Reproduce the records word for word from their first line through the line that contains "chart-bar-value: 1.2d [2082,871,2136,899]", including both of those lines.

=-=-=-=-=

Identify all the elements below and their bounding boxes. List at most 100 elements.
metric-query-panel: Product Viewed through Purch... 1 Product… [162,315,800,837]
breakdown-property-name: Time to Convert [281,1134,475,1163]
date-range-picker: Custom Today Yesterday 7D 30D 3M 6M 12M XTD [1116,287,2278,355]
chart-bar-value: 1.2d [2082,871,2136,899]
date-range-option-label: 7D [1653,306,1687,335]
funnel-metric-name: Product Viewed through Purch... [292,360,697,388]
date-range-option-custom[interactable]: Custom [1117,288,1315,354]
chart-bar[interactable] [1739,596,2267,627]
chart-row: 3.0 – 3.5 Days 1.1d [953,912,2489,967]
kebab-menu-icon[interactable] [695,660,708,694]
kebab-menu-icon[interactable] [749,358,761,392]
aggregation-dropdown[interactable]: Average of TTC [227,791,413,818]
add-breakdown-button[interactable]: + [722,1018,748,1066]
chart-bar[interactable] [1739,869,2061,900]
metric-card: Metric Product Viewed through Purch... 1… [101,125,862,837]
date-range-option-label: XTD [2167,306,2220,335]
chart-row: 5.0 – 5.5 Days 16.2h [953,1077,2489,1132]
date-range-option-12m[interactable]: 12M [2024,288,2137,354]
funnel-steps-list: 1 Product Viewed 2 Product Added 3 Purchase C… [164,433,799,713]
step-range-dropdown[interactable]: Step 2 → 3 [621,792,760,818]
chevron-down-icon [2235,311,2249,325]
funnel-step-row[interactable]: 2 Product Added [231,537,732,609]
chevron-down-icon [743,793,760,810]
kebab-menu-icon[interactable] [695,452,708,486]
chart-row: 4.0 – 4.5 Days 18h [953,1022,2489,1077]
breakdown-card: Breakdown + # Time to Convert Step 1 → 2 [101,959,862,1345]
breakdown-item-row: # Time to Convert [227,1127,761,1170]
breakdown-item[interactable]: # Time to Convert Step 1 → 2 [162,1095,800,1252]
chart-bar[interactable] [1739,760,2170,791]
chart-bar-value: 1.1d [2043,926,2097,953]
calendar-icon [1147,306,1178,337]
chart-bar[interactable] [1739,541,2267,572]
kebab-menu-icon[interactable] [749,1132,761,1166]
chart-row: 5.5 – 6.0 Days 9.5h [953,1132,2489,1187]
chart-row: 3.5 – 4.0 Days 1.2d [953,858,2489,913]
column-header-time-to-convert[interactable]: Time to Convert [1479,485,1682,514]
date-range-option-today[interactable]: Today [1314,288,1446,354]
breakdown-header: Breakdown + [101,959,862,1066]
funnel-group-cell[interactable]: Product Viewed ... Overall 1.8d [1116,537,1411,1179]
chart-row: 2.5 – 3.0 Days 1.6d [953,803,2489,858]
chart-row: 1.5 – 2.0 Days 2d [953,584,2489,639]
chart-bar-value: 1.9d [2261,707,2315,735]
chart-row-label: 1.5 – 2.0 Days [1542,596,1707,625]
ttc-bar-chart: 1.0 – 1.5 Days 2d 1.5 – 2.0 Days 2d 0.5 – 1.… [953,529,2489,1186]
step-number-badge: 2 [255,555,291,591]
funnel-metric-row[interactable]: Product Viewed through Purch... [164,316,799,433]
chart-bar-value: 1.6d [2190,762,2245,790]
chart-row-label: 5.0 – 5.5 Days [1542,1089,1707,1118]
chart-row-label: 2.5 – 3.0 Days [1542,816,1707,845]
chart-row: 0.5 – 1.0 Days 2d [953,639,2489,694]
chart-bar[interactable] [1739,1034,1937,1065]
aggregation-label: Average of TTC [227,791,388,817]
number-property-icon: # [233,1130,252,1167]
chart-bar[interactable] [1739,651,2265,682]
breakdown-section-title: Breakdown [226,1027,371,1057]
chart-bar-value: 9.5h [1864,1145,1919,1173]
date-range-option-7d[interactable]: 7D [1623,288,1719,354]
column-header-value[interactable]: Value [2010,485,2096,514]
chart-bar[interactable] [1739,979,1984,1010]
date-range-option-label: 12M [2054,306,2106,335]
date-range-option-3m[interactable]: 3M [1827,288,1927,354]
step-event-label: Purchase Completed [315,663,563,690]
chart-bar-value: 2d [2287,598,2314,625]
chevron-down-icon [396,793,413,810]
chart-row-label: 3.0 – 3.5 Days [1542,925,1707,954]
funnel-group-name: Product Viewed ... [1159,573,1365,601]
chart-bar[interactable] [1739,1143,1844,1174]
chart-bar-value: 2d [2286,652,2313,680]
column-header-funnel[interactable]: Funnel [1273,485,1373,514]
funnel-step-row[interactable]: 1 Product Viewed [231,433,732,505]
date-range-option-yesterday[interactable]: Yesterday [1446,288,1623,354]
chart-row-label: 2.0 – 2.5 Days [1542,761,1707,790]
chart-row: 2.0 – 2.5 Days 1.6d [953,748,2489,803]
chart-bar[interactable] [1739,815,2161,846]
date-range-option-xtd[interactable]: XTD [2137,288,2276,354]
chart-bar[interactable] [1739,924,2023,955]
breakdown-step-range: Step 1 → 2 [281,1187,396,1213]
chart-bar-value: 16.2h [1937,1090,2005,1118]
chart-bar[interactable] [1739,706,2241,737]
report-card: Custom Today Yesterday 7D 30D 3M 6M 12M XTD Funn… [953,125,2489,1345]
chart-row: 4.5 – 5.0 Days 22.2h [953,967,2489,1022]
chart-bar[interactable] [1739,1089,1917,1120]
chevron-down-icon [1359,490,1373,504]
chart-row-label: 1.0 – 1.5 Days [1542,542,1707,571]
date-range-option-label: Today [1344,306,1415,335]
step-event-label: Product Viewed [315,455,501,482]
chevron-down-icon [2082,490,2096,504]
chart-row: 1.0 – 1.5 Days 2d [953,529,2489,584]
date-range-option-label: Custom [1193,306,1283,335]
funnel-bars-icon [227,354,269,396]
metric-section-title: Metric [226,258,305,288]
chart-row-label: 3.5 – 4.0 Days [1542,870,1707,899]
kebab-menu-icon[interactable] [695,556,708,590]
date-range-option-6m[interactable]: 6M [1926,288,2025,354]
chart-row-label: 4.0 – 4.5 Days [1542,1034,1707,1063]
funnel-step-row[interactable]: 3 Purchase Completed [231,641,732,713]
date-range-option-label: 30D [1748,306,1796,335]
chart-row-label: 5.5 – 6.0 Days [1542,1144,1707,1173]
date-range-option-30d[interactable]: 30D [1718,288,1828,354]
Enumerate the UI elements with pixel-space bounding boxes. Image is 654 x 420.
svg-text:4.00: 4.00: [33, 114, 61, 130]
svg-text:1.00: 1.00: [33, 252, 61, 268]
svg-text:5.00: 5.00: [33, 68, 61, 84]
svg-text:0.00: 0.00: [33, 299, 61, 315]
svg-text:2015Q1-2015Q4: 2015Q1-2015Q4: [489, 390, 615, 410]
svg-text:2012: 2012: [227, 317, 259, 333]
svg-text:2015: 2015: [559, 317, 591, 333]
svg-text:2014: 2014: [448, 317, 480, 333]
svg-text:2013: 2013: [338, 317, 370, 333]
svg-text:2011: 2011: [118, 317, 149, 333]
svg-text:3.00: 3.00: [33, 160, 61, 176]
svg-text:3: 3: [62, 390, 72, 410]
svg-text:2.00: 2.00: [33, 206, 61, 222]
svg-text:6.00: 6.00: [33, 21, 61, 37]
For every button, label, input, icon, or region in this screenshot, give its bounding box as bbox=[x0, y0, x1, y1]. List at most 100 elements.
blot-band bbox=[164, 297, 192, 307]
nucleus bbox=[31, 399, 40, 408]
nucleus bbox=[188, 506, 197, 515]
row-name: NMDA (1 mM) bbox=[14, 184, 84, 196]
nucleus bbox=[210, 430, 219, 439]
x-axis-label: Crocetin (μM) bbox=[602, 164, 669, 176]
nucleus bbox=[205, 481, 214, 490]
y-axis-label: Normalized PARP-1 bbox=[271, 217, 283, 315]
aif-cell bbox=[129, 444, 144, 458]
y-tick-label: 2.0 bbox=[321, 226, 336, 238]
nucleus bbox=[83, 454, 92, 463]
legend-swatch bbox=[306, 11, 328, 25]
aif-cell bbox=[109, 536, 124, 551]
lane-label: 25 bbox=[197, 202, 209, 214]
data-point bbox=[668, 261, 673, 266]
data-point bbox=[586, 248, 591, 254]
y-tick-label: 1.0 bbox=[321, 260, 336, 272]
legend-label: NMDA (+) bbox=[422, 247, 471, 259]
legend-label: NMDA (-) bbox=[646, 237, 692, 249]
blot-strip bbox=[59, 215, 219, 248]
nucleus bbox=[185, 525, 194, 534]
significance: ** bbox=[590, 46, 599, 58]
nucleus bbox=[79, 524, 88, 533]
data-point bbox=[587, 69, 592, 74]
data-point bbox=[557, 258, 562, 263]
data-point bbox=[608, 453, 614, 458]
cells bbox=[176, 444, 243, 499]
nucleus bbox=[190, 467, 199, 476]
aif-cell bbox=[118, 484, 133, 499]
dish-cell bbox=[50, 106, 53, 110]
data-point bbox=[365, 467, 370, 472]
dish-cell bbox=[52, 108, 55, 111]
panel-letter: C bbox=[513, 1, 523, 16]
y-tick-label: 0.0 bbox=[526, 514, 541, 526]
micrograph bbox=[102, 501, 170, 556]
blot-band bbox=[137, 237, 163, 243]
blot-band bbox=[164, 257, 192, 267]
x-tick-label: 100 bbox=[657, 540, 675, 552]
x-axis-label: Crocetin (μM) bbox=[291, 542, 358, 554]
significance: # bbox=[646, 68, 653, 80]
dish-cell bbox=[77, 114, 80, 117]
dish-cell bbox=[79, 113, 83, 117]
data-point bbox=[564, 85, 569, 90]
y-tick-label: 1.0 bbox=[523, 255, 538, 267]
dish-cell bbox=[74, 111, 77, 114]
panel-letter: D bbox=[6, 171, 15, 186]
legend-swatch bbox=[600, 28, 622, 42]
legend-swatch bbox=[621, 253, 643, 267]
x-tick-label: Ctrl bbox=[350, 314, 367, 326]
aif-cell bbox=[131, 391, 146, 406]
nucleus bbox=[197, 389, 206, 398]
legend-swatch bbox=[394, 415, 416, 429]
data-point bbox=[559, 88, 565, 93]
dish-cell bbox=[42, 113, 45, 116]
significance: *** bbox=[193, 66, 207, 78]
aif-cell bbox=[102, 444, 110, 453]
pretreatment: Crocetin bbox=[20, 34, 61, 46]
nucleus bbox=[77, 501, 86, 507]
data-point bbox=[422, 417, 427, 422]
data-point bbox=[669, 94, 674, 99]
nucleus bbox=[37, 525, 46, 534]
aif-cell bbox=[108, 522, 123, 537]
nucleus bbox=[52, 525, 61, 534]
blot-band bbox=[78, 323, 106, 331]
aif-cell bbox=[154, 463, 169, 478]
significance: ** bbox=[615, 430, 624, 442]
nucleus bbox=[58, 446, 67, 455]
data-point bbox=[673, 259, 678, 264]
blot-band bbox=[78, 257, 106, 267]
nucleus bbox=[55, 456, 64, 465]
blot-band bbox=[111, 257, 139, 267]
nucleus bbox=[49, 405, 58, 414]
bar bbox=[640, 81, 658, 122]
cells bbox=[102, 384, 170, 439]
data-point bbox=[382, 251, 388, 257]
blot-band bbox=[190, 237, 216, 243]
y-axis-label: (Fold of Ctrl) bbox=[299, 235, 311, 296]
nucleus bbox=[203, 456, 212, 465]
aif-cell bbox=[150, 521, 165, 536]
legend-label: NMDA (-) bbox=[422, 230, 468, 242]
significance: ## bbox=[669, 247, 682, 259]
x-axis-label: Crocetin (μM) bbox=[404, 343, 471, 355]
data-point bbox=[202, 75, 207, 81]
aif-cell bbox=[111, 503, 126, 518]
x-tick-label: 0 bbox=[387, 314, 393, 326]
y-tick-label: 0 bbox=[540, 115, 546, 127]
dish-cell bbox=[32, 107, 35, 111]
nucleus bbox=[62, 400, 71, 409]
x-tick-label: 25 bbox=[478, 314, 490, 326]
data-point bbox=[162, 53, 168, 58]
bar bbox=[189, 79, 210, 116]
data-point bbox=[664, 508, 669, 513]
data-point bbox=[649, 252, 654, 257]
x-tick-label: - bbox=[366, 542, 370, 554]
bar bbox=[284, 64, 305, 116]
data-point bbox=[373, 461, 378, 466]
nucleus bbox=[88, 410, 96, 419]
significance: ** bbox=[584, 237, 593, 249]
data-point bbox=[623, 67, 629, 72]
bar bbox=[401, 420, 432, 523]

=-=-=-=-=

**Solution**
Identify all the elements below and their bounding boxes. List at most 100 elements.
metric-query-panel: Product Viewed through Purch... 1 Product… [162,315,800,837]
breakdown-property-name: Time to Convert [281,1134,475,1163]
date-range-picker: Custom Today Yesterday 7D 30D 3M 6M 12M XTD [1116,287,2278,355]
chart-bar-value: 1.2d [2082,871,2136,899]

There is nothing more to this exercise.